* **Source extract**
Content starts

Before the High Court case was heard, the departmental view was that Kisch was unlikely to succeed. But in circumstances that bear an eerie similarity to those surrounding the determination of the Howard government in 2007 to deal with Dr Haneef, there already were plans afoot to subject Kisch to the dictation test.

In a memorandum written while Kisch was still on board the Strathaird in Sydney Harbour, a senior bureaucrat recorded what happened. The Crown Law authorities, reported AR Peters, were confident that the High Court would deliver a judgment in favour of the department, mandating the minister’s decision to prohibit Kisch’s entry on the basis of secret information received from the British government. Customs officers were more prescient and had requested advice on what to do if the court supported Kisch. Peters’ memo continues: ‘After consulting the Attorney-General, Mr Knowles [the Departmental Secretary] telephoned that arrangements should be made for a Customs officer to be available to apply an effective dictation test under Section 5 (2). In view of Kisch’s reputed linguistic abilities, I suggested Gaelic, and Mr Knowles advised that there would be no objection’.

When the test was applied a few days later it was in fact in Scottish Gaelic, administered by a person with only limited knowledge of the language. In due course the transparent use of the dictation test as a national security device was met by Kisch’s legal team appealing the subsequent court order for his deportation. In a judgment that upset some in Australia’s Scottish community, the High Court on 19 December 1934 overturned the magistrate’s deportation order, on the grounds that ‘Scottish Gaelic’ was not a European language for the purposes of the Immigration Act.

This second defeat in the High Court meant the government had failed to deploy successfully two of the available exclusionary powers of the Immigration Act. Potentially relevant was a third provision to prevent the entry of a person advocating the violent overthrow of a government. This was unavailable in Kisch’s case since the evidence was hard to come by. A search of his luggage by customs officials at Fremantle had not uncovered any prohibited items such as Communist propaganda that might have made him vulnerable on this point.  In consequence the government was forced back on the more direct use of the minister’s powers to prohibit entry of an undesirable person.

Content ends

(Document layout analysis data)

Content starts

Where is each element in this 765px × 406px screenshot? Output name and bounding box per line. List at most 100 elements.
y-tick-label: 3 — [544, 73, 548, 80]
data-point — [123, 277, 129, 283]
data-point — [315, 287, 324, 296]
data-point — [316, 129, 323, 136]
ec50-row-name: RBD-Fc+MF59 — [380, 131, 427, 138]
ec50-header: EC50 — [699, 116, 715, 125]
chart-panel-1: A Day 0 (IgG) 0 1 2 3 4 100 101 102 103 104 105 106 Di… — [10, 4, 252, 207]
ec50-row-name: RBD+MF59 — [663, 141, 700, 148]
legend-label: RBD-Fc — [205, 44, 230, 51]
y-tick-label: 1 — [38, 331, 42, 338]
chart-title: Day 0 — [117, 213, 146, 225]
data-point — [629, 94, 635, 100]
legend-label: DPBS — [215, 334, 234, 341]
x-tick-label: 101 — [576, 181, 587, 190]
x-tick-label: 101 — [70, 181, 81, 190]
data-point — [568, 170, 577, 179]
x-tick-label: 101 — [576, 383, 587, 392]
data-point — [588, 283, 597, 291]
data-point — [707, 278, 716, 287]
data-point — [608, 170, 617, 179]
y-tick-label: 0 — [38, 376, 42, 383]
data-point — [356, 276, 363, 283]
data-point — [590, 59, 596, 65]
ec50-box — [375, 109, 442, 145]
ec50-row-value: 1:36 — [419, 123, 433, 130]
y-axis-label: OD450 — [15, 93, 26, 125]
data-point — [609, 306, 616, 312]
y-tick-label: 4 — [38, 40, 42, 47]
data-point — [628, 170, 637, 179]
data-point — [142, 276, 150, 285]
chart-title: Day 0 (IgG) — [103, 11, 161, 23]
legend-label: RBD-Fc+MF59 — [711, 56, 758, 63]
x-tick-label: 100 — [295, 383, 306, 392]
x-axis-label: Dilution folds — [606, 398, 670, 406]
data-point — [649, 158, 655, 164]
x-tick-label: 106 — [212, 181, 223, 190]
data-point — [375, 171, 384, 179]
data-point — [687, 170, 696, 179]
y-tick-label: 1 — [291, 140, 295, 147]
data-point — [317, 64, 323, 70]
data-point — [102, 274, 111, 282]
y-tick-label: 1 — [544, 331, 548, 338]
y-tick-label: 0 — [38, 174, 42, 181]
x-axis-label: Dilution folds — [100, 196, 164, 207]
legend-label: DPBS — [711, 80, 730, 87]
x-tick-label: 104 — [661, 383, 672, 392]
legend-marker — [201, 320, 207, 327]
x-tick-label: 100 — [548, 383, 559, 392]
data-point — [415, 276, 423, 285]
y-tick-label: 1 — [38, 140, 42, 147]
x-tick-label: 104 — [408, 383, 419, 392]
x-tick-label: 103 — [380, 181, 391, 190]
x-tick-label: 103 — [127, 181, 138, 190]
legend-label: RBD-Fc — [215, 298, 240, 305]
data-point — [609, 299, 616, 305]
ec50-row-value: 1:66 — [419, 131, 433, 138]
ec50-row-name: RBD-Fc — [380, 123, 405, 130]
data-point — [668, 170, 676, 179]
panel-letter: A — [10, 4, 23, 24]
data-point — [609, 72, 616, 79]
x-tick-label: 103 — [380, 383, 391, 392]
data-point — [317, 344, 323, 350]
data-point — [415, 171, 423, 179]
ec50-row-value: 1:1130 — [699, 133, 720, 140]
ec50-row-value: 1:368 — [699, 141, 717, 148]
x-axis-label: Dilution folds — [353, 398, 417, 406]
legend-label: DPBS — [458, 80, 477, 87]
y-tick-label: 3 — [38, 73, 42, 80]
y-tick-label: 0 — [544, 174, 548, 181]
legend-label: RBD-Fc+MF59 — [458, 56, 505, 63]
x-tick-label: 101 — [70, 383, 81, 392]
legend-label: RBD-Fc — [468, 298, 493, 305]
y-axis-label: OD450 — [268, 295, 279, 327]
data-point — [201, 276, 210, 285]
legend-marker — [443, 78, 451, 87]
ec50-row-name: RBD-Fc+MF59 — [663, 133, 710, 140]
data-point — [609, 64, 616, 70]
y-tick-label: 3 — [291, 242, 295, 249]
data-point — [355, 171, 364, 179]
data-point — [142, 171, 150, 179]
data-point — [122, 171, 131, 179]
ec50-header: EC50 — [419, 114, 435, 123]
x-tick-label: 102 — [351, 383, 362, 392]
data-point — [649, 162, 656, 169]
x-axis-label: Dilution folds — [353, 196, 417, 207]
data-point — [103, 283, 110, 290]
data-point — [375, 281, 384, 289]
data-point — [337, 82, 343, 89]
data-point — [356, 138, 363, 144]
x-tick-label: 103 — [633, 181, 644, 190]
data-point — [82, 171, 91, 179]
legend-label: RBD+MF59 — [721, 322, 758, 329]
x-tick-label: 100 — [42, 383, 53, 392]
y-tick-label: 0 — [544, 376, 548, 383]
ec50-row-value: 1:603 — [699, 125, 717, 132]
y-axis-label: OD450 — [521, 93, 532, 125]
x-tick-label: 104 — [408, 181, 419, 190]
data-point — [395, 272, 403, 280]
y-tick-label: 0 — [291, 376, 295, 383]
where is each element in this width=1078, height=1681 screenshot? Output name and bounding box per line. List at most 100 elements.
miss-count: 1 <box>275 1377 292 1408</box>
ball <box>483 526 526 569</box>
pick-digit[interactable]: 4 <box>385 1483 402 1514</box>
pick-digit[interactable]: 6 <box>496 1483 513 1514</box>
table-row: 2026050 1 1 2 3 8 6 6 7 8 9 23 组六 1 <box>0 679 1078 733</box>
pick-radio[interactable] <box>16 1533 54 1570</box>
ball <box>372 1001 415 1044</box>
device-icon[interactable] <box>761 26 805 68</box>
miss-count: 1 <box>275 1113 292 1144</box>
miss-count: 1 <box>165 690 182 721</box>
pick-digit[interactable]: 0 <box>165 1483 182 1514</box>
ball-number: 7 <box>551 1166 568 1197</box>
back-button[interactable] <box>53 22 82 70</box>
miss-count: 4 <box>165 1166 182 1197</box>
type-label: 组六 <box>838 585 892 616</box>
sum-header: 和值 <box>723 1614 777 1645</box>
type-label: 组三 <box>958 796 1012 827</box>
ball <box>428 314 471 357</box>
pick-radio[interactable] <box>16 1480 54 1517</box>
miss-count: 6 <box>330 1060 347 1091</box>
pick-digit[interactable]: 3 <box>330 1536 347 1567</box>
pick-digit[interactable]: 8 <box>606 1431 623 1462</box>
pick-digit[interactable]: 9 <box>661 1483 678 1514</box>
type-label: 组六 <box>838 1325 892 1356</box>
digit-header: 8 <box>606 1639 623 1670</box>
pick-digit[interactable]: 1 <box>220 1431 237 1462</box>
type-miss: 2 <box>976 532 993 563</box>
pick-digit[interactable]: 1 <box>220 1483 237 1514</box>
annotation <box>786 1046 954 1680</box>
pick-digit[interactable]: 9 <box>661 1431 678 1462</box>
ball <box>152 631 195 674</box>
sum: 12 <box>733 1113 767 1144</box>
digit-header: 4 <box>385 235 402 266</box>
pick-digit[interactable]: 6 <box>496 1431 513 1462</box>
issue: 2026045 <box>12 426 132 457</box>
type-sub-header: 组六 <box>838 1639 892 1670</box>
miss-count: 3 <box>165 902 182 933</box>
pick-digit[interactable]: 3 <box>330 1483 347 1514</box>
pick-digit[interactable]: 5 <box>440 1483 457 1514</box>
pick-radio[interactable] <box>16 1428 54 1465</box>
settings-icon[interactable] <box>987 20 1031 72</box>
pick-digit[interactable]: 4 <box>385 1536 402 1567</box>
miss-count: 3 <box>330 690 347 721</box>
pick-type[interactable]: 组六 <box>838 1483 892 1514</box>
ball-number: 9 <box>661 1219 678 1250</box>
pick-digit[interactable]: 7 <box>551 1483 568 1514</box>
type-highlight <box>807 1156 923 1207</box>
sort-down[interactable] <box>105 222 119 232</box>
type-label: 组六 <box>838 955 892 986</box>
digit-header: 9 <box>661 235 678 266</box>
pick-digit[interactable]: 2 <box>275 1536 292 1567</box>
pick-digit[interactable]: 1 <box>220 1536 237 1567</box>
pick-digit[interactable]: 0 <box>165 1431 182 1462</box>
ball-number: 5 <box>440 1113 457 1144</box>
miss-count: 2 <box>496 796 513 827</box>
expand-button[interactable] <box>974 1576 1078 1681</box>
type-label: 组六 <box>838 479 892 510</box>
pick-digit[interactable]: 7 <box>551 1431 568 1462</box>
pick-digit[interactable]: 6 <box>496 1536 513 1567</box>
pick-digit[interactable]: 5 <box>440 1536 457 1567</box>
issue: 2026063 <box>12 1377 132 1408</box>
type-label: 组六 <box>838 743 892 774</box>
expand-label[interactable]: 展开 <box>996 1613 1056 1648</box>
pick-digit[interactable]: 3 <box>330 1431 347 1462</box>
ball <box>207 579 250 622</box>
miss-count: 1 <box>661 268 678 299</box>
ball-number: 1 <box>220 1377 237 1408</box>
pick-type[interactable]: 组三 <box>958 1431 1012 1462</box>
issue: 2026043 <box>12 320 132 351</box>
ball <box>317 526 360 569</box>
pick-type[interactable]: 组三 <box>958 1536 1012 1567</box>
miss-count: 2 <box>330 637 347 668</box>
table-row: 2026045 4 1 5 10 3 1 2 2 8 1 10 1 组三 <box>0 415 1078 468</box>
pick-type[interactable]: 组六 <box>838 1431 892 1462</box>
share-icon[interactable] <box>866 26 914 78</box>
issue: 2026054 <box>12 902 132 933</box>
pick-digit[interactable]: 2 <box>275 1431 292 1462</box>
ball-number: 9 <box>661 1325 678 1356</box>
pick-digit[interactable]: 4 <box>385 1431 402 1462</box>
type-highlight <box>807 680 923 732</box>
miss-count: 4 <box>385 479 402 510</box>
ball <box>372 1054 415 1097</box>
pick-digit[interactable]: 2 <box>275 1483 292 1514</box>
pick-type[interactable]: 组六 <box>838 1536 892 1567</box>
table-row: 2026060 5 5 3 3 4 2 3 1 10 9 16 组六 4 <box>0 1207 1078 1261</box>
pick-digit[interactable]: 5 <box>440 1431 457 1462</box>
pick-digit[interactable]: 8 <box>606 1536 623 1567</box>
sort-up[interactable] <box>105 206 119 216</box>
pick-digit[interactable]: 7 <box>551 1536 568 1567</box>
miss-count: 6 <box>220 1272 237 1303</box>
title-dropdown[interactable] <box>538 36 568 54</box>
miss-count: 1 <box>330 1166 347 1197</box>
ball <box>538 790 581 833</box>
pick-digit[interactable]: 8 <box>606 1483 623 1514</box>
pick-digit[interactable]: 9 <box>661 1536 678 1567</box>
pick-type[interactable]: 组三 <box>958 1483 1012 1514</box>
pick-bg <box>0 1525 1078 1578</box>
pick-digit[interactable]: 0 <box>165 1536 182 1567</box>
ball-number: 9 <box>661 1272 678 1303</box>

Content ends

* **Complete the following**
- A) From the passage about Kisch and the dictation test, quote the words from "When the test" to "purposes of the Immigration Act.".
- B) Decide whether each statement agrees with the passage about Kisch and the dictation test, answering yes or no and quoting the words of the passage that settle it: (i) The dictation test given to Kisch was in Scottish Gaelic. (ii) Mr Knowles was the one who first suggested Gaelic for the test. (iii) The search of Kisch's luggage at Fremantle turned up Communist propaganda.
- C) Carry on the passage about Kisch and the dictation test from the point where it ends.

* **Answers to each task**
- A)
When the test was applied a few days later it was in fact in Scottish Gaelic, administered by a person with only limited knowledge of the language. In due course the transparent use of the dictation test as a national security device was met by Kisch’s legal team appealing the subsequent court order for his deportation. In a judgment that upset some in Australia’s Scottish community, the High Court on 19 December 1934 overturned the magistrate’s deportation order, on the grounds that ‘Scottish Gaelic’ was not a European language for the purposes of the Immigration Act.

- B)
(i) Yes: "When the test was applied a few days later it was in fact in Scottish Gaelic"
(ii) No: "I suggested Gaelic, and Mr Knowles advised that there would be no objection"
(iii) No: "had not uncovered any prohibited items such as Communist propaganda"

- C)
Further legal action followed, with Kisch being sentenced to 3 months imprisonment as a prohibited person subject to a deportation order. But, as this conviction was in turn appealed by Kisch with the help of the battalion of supporters now gathered around him, the government started to retreat. Their cause was helped by Kisch himself, who wanted to depart Australia anyway. With a multitude of legal actions, costs and orders encumbering their client, Kisch’s lawyers skilfully negotiated an agreement with the attorney-general for a compensation of 450 pounds

The Kisch case remains an exemplary instance of the use of immigration law in a clumsy attempt to defend national security. With a more experienced and stable government in place the succession of political and legal miscalculations made in doggedly pursuing Kisch might have been avoided. As it was, and in contrast to the outcome in the Irish Envoys Case, an important outcome of Kisch was the fences it constructed around the Commonwealth’s use of immigration as a weapon in the national security armoury. And among other things it became a stimulus to the foundation of the Australian civil liberties movement.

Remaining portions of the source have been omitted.